[Records from a collection of figures]
• • • • •

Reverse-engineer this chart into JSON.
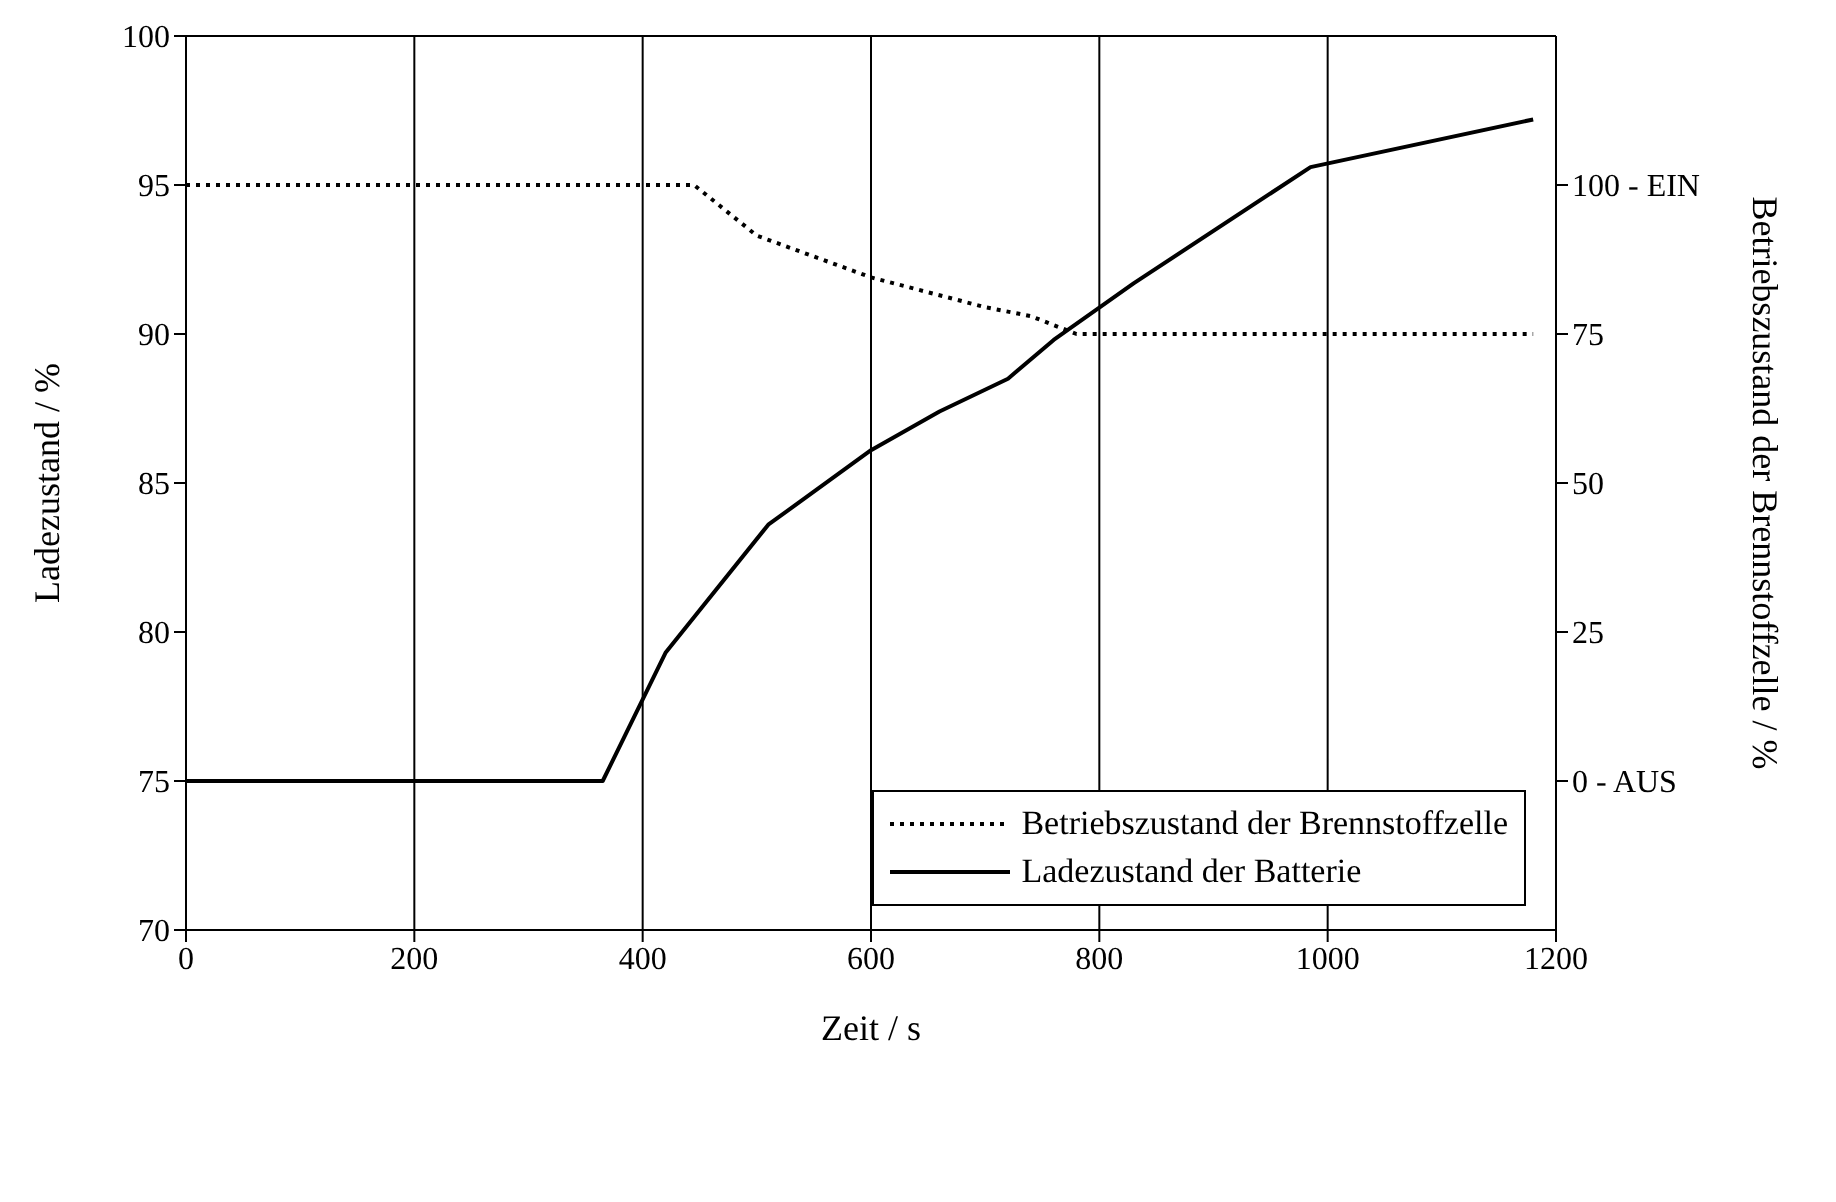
{
  "chart_data": {
    "type": "line",
    "xlabel": "Zeit / s",
    "ylabel": "Ladezustand / %",
    "y2label": "Betriebszustand der Brennstoffzelle / %",
    "xlim": [
      0,
      1200
    ],
    "xticks": [
      0,
      200,
      400,
      600,
      800,
      1000,
      1200
    ],
    "ylim": [
      70,
      100
    ],
    "yticks": [
      70,
      75,
      80,
      85,
      90,
      95,
      100
    ],
    "y2lim": [
      -25,
      125
    ],
    "y2ticks": [
      {
        "value": 0,
        "label": "0 - AUS"
      },
      25,
      50,
      75,
      {
        "value": 100,
        "label": "100 - EIN"
      }
    ],
    "grid": true,
    "legend": "bottom right",
    "marker": "none",
    "series": [
      {
        "name": "Betriebszustand der Brennstoffzelle",
        "color": "#000000",
        "axis": "y2",
        "line_style": "dotted",
        "x": [
          0,
          445,
          500,
          550,
          600,
          650,
          700,
          740,
          780,
          1180
        ],
        "values": [
          100,
          100,
          91.5,
          88,
          84.5,
          82,
          79.5,
          78,
          75,
          75
        ]
      },
      {
        "name": "Ladezustand der Batterie",
        "color": "#000000",
        "line_style": "solid",
        "x": [
          0,
          365,
          420,
          510,
          600,
          660,
          720,
          760,
          830,
          985,
          1180
        ],
        "values": [
          75,
          75,
          79.3,
          83.6,
          86.1,
          87.4,
          88.5,
          89.8,
          91.7,
          95.6,
          97.2
        ]
      }
    ]
  }
}
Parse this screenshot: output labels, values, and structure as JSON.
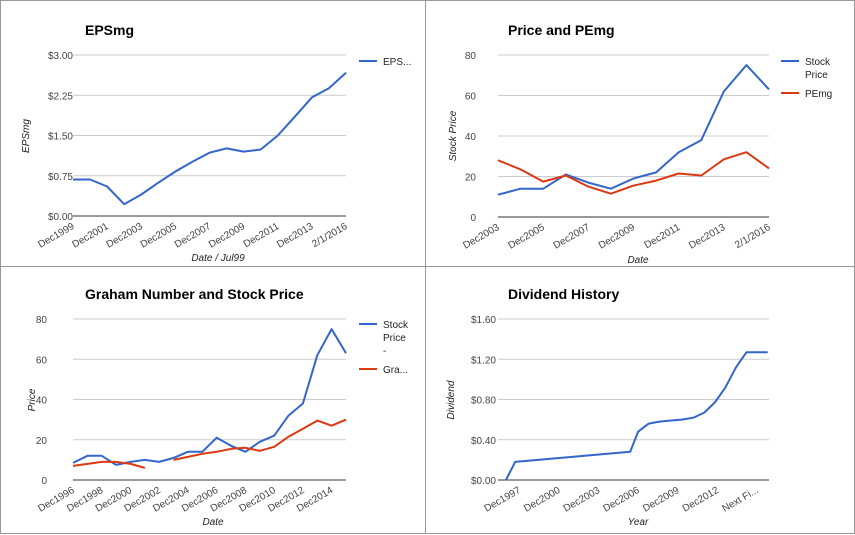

• • • • •

- [EXERCISE AIM] Copy everything in the records above except the pictures, exactly as written.

- [SOLUTION]
Reverse-engineer this chart into JSON.
{
  "chart_data": {
    "type": "line",
    "xlabel": "Zeit / s",
    "ylabel": "Ladezustand / %",
    "y2label": "Betriebszustand der Brennstoffzelle / %",
    "xlim": [
      0,
      1200
    ],
    "xticks": [
      0,
      200,
      400,
      600,
      800,
      1000,
      1200
    ],
    "ylim": [
      70,
      100
    ],
    "yticks": [
      70,
      75,
      80,
      85,
      90,
      95,
      100
    ],
    "y2lim": [
      -25,
      125
    ],
    "y2ticks": [
      {
        "value": 0,
        "label": "0 - AUS"
      },
      25,
      50,
      75,
      {
        "value": 100,
        "label": "100 - EIN"
      }
    ],
    "grid": true,
    "legend": "bottom right",
    "marker": "none",
    "series": [
      {
        "name": "Betriebszustand der Brennstoffzelle",
        "color": "#000000",
        "axis": "y2",
        "line_style": "dotted",
        "x": [
          0,
          445,
          500,
          550,
          600,
          650,
          700,
          740,
          780,
          1180
        ],
        "values": [
          100,
          100,
          91.5,
          88,
          84.5,
          82,
          79.5,
          78,
          75,
          75
        ]
      },
      {
        "name": "Ladezustand der Batterie",
        "color": "#000000",
        "line_style": "solid",
        "x": [
          0,
          365,
          420,
          510,
          600,
          660,
          720,
          760,
          830,
          985,
          1180
        ],
        "values": [
          75,
          75,
          79.3,
          83.6,
          86.1,
          87.4,
          88.5,
          89.8,
          91.7,
          95.6,
          97.2
        ]
      }
    ]
  }
}
Parse this screenshot: output labels, values, and structure as JSON.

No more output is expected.